- **Given instruction**: Exactly as they appear, output all of the records. Skip any images.

---------- Provided records

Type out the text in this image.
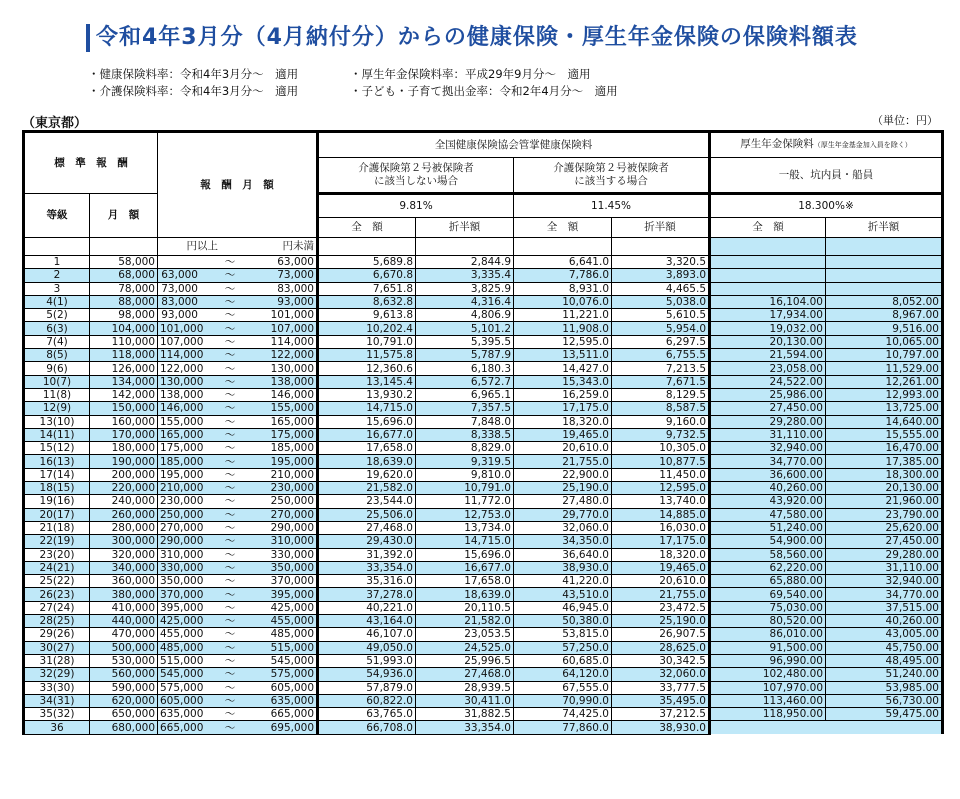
令和4年3月分（4月納付分）からの健康保険・厚生年金保険の保険料額表
・健康保険料率：令和4年3月分～　適用	・厚生年金保険料率：平成29年9月分～　適用
・介護保険料率：令和4年3月分～　適用	・子ども・子育て拠出金率：令和2年4月分～　適用
（東京都）	（単位：円）
標　準　報　酬		報　酬　月　額	全国健康保険協会管掌健康保険料				厚生年金保険料（厚生年金基金加入員を除く）	
			介護保険第２号被保険者
に該当しない場合		介護保険第２号被保険者
に該当する場合		一般、坑内員・船員	
等級	月　額		9.81%		11.45%		18.300%※	
			全　額	折半額	全　額	折半額	全　額	折半額

		円以上 円未満						

1	58,000	～ 63,000	5,689.8	2,844.9	6,641.0	3,320.5		
2	68,000	63,000 ～ 73,000	6,670.8	3,335.4	7,786.0	3,893.0		
3	78,000	73,000 ～ 83,000	7,651.8	3,825.9	8,931.0	4,465.5		
4(1)	88,000	83,000 ～ 93,000	8,632.8	4,316.4	10,076.0	5,038.0	16,104.00	8,052.00
5(2)	98,000	93,000 ～ 101,000	9,613.8	4,806.9	11,221.0	5,610.5	17,934.00	8,967.00
6(3)	104,000	101,000 ～ 107,000	10,202.4	5,101.2	11,908.0	5,954.0	19,032.00	9,516.00
7(4)	110,000	107,000 ～ 114,000	10,791.0	5,395.5	12,595.0	6,297.5	20,130.00	10,065.00
8(5)	118,000	114,000 ～ 122,000	11,575.8	5,787.9	13,511.0	6,755.5	21,594.00	10,797.00
9(6)	126,000	122,000 ～ 130,000	12,360.6	6,180.3	14,427.0	7,213.5	23,058.00	11,529.00
10(7)	134,000	130,000 ～ 138,000	13,145.4	6,572.7	15,343.0	7,671.5	24,522.00	12,261.00
11(8)	142,000	138,000 ～ 146,000	13,930.2	6,965.1	16,259.0	8,129.5	25,986.00	12,993.00
12(9)	150,000	146,000 ～ 155,000	14,715.0	7,357.5	17,175.0	8,587.5	27,450.00	13,725.00
13(10)	160,000	155,000 ～ 165,000	15,696.0	7,848.0	18,320.0	9,160.0	29,280.00	14,640.00
14(11)	170,000	165,000 ～ 175,000	16,677.0	8,338.5	19,465.0	9,732.5	31,110.00	15,555.00
15(12)	180,000	175,000 ～ 185,000	17,658.0	8,829.0	20,610.0	10,305.0	32,940.00	16,470.00
16(13)	190,000	185,000 ～ 195,000	18,639.0	9,319.5	21,755.0	10,877.5	34,770.00	17,385.00
17(14)	200,000	195,000 ～ 210,000	19,620.0	9,810.0	22,900.0	11,450.0	36,600.00	18,300.00
18(15)	220,000	210,000 ～ 230,000	21,582.0	10,791.0	25,190.0	12,595.0	40,260.00	20,130.00
19(16)	240,000	230,000 ～ 250,000	23,544.0	11,772.0	27,480.0	13,740.0	43,920.00	21,960.00
20(17)	260,000	250,000 ～ 270,000	25,506.0	12,753.0	29,770.0	14,885.0	47,580.00	23,790.00
21(18)	280,000	270,000 ～ 290,000	27,468.0	13,734.0	32,060.0	16,030.0	51,240.00	25,620.00
22(19)	300,000	290,000 ～ 310,000	29,430.0	14,715.0	34,350.0	17,175.0	54,900.00	27,450.00
23(20)	320,000	310,000 ～ 330,000	31,392.0	15,696.0	36,640.0	18,320.0	58,560.00	29,280.00
24(21)	340,000	330,000 ～ 350,000	33,354.0	16,677.0	38,930.0	19,465.0	62,220.00	31,110.00
25(22)	360,000	350,000 ～ 370,000	35,316.0	17,658.0	41,220.0	20,610.0	65,880.00	32,940.00
26(23)	380,000	370,000 ～ 395,000	37,278.0	18,639.0	43,510.0	21,755.0	69,540.00	34,770.00
27(24)	410,000	395,000 ～ 425,000	40,221.0	20,110.5	46,945.0	23,472.5	75,030.00	37,515.00
28(25)	440,000	425,000 ～ 455,000	43,164.0	21,582.0	50,380.0	25,190.0	80,520.00	40,260.00
29(26)	470,000	455,000 ～ 485,000	46,107.0	23,053.5	53,815.0	26,907.5	86,010.00	43,005.00
30(27)	500,000	485,000 ～ 515,000	49,050.0	24,525.0	57,250.0	28,625.0	91,500.00	45,750.00
31(28)	530,000	515,000 ～ 545,000	51,993.0	25,996.5	60,685.0	30,342.5	96,990.00	48,495.00
32(29)	560,000	545,000 ～ 575,000	54,936.0	27,468.0	64,120.0	32,060.0	102,480.00	51,240.00
33(30)	590,000	575,000 ～ 605,000	57,879.0	28,939.5	67,555.0	33,777.5	107,970.00	53,985.00
34(31)	620,000	605,000 ～ 635,000	60,822.0	30,411.0	70,990.0	35,495.0	113,460.00	56,730.00
35(32)	650,000	635,000 ～ 665,000	63,765.0	31,882.5	74,425.0	37,212.5	118,950.00	59,475.00
36	680,000	665,000 ～ 695,000	66,708.0	33,354.0	77,860.0	38,930.0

--------------------

- **Exercise answer**:
Type out the text in this image.
令和4年3月分（4月納付分）からの健康保険・厚生年金保険の保険料額表
・健康保険料率：令和4年3月分～　適用	・厚生年金保険料率：平成29年9月分～　適用
・介護保険料率：令和4年3月分～　適用	・子ども・子育て拠出金率：令和2年4月分～　適用
（東京都）	（単位：円）
標　準　報　酬		報　酬　月　額	全国健康保険協会管掌健康保険料				厚生年金保険料（厚生年金基金加入員を除く）	
			介護保険第２号被保険者
に該当しない場合		介護保険第２号被保険者
に該当する場合		一般、坑内員・船員	
等級	月　額		9.81%		11.45%		18.300%※	
			全　額	折半額	全　額	折半額	全　額	折半額

		円以上 円未満						

1	58,000	～ 63,000	5,689.8	2,844.9	6,641.0	3,320.5		
2	68,000	63,000 ～ 73,000	6,670.8	3,335.4	7,786.0	3,893.0		
3	78,000	73,000 ～ 83,000	7,651.8	3,825.9	8,931.0	4,465.5		
4(1)	88,000	83,000 ～ 93,000	8,632.8	4,316.4	10,076.0	5,038.0	16,104.00	8,052.00
5(2)	98,000	93,000 ～ 101,000	9,613.8	4,806.9	11,221.0	5,610.5	17,934.00	8,967.00
6(3)	104,000	101,000 ～ 107,000	10,202.4	5,101.2	11,908.0	5,954.0	19,032.00	9,516.00
7(4)	110,000	107,000 ～ 114,000	10,791.0	5,395.5	12,595.0	6,297.5	20,130.00	10,065.00
8(5)	118,000	114,000 ～ 122,000	11,575.8	5,787.9	13,511.0	6,755.5	21,594.00	10,797.00
9(6)	126,000	122,000 ～ 130,000	12,360.6	6,180.3	14,427.0	7,213.5	23,058.00	11,529.00
10(7)	134,000	130,000 ～ 138,000	13,145.4	6,572.7	15,343.0	7,671.5	24,522.00	12,261.00
11(8)	142,000	138,000 ～ 146,000	13,930.2	6,965.1	16,259.0	8,129.5	25,986.00	12,993.00
12(9)	150,000	146,000 ～ 155,000	14,715.0	7,357.5	17,175.0	8,587.5	27,450.00	13,725.00
13(10)	160,000	155,000 ～ 165,000	15,696.0	7,848.0	18,320.0	9,160.0	29,280.00	14,640.00
14(11)	170,000	165,000 ～ 175,000	16,677.0	8,338.5	19,465.0	9,732.5	31,110.00	15,555.00
15(12)	180,000	175,000 ～ 185,000	17,658.0	8,829.0	20,610.0	10,305.0	32,940.00	16,470.00
16(13)	190,000	185,000 ～ 195,000	18,639.0	9,319.5	21,755.0	10,877.5	34,770.00	17,385.00
17(14)	200,000	195,000 ～ 210,000	19,620.0	9,810.0	22,900.0	11,450.0	36,600.00	18,300.00
18(15)	220,000	210,000 ～ 230,000	21,582.0	10,791.0	25,190.0	12,595.0	40,260.00	20,130.00
19(16)	240,000	230,000 ～ 250,000	23,544.0	11,772.0	27,480.0	13,740.0	43,920.00	21,960.00
20(17)	260,000	250,000 ～ 270,000	25,506.0	12,753.0	29,770.0	14,885.0	47,580.00	23,790.00
21(18)	280,000	270,000 ～ 290,000	27,468.0	13,734.0	32,060.0	16,030.0	51,240.00	25,620.00
22(19)	300,000	290,000 ～ 310,000	29,430.0	14,715.0	34,350.0	17,175.0	54,900.00	27,450.00
23(20)	320,000	310,000 ～ 330,000	31,392.0	15,696.0	36,640.0	18,320.0	58,560.00	29,280.00
24(21)	340,000	330,000 ～ 350,000	33,354.0	16,677.0	38,930.0	19,465.0	62,220.00	31,110.00
25(22)	360,000	350,000 ～ 370,000	35,316.0	17,658.0	41,220.0	20,610.0	65,880.00	32,940.00
26(23)	380,000	370,000 ～ 395,000	37,278.0	18,639.0	43,510.0	21,755.0	69,540.00	34,770.00
27(24)	410,000	395,000 ～ 425,000	40,221.0	20,110.5	46,945.0	23,472.5	75,030.00	37,515.00
28(25)	440,000	425,000 ～ 455,000	43,164.0	21,582.0	50,380.0	25,190.0	80,520.00	40,260.00
29(26)	470,000	455,000 ～ 485,000	46,107.0	23,053.5	53,815.0	26,907.5	86,010.00	43,005.00
30(27)	500,000	485,000 ～ 515,000	49,050.0	24,525.0	57,250.0	28,625.0	91,500.00	45,750.00
31(28)	530,000	515,000 ～ 545,000	51,993.0	25,996.5	60,685.0	30,342.5	96,990.00	48,495.00
32(29)	560,000	545,000 ～ 575,000	54,936.0	27,468.0	64,120.0	32,060.0	102,480.00	51,240.00
33(30)	590,000	575,000 ～ 605,000	57,879.0	28,939.5	67,555.0	33,777.5	107,970.00	53,985.00
34(31)	620,000	605,000 ～ 635,000	60,822.0	30,411.0	70,990.0	35,495.0	113,460.00	56,730.00
35(32)	650,000	635,000 ～ 665,000	63,765.0	31,882.5	74,425.0	37,212.5	118,950.00	59,475.00
36	680,000	665,000 ～ 695,000	66,708.0	33,354.0	77,860.0	38,930.0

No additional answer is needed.